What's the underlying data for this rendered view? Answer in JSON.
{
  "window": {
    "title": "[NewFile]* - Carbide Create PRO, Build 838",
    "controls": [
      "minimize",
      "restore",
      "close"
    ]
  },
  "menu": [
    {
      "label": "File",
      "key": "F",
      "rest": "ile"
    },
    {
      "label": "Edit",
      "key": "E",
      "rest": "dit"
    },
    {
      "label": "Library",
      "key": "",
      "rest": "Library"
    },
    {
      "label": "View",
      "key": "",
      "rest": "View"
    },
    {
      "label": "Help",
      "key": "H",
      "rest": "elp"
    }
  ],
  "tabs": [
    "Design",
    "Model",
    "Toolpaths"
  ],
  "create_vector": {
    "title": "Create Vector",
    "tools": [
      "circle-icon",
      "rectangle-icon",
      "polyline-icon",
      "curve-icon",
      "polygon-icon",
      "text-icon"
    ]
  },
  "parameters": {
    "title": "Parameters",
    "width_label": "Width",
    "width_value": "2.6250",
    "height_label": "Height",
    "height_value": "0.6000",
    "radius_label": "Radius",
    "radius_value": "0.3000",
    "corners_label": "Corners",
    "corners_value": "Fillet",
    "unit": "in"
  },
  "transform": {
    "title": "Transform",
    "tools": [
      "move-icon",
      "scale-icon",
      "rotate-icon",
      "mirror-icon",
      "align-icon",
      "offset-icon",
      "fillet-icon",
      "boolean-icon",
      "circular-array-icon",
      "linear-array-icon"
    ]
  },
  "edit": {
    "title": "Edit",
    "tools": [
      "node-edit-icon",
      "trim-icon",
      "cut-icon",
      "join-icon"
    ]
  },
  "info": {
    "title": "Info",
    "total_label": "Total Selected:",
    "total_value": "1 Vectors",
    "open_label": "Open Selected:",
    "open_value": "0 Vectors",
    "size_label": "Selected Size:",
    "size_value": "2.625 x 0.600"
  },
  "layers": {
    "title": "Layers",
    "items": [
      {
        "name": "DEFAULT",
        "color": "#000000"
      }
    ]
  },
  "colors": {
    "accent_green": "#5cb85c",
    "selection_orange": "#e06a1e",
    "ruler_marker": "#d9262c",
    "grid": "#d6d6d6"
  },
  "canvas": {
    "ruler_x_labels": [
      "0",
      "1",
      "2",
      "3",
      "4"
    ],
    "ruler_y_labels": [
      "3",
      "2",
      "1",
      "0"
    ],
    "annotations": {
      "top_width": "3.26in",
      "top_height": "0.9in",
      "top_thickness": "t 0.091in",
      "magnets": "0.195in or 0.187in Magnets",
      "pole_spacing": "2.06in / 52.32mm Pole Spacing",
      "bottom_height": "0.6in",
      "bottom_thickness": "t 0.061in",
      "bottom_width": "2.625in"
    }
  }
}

## EXERCISE REQUIREMENTS
Copy out each record exactly as given, omitting none.

## OUTPUT FOR THIS EXERCISE
What's the underlying data for this rendered view? Answer in JSON.
{
  "window": {
    "title": "[NewFile]* - Carbide Create PRO, Build 838",
    "controls": [
      "minimize",
      "restore",
      "close"
    ]
  },
  "menu": [
    {
      "label": "File",
      "key": "F",
      "rest": "ile"
    },
    {
      "label": "Edit",
      "key": "E",
      "rest": "dit"
    },
    {
      "label": "Library",
      "key": "",
      "rest": "Library"
    },
    {
      "label": "View",
      "key": "",
      "rest": "View"
    },
    {
      "label": "Help",
      "key": "H",
      "rest": "elp"
    }
  ],
  "tabs": [
    "Design",
    "Model",
    "Toolpaths"
  ],
  "create_vector": {
    "title": "Create Vector",
    "tools": [
      "circle-icon",
      "rectangle-icon",
      "polyline-icon",
      "curve-icon",
      "polygon-icon",
      "text-icon"
    ]
  },
  "parameters": {
    "title": "Parameters",
    "width_label": "Width",
    "width_value": "2.6250",
    "height_label": "Height",
    "height_value": "0.6000",
    "radius_label": "Radius",
    "radius_value": "0.3000",
    "corners_label": "Corners",
    "corners_value": "Fillet",
    "unit": "in"
  },
  "transform": {
    "title": "Transform",
    "tools": [
      "move-icon",
      "scale-icon",
      "rotate-icon",
      "mirror-icon",
      "align-icon",
      "offset-icon",
      "fillet-icon",
      "boolean-icon",
      "circular-array-icon",
      "linear-array-icon"
    ]
  },
  "edit": {
    "title": "Edit",
    "tools": [
      "node-edit-icon",
      "trim-icon",
      "cut-icon",
      "join-icon"
    ]
  },
  "info": {
    "title": "Info",
    "total_label": "Total Selected:",
    "total_value": "1 Vectors",
    "open_label": "Open Selected:",
    "open_value": "0 Vectors",
    "size_label": "Selected Size:",
    "size_value": "2.625 x 0.600"
  },
  "layers": {
    "title": "Layers",
    "items": [
      {
        "name": "DEFAULT",
        "color": "#000000"
      }
    ]
  },
  "colors": {
    "accent_green": "#5cb85c",
    "selection_orange": "#e06a1e",
    "ruler_marker": "#d9262c",
    "grid": "#d6d6d6"
  },
  "canvas": {
    "ruler_x_labels": [
      "0",
      "1",
      "2",
      "3",
      "4"
    ],
    "ruler_y_labels": [
      "3",
      "2",
      "1",
      "0"
    ],
    "annotations": {
      "top_width": "3.26in",
      "top_height": "0.9in",
      "top_thickness": "t 0.091in",
      "magnets": "0.195in or 0.187in Magnets",
      "pole_spacing": "2.06in / 52.32mm Pole Spacing",
      "bottom_height": "0.6in",
      "bottom_thickness": "t 0.061in",
      "bottom_width": "2.625in"
    }
  }
}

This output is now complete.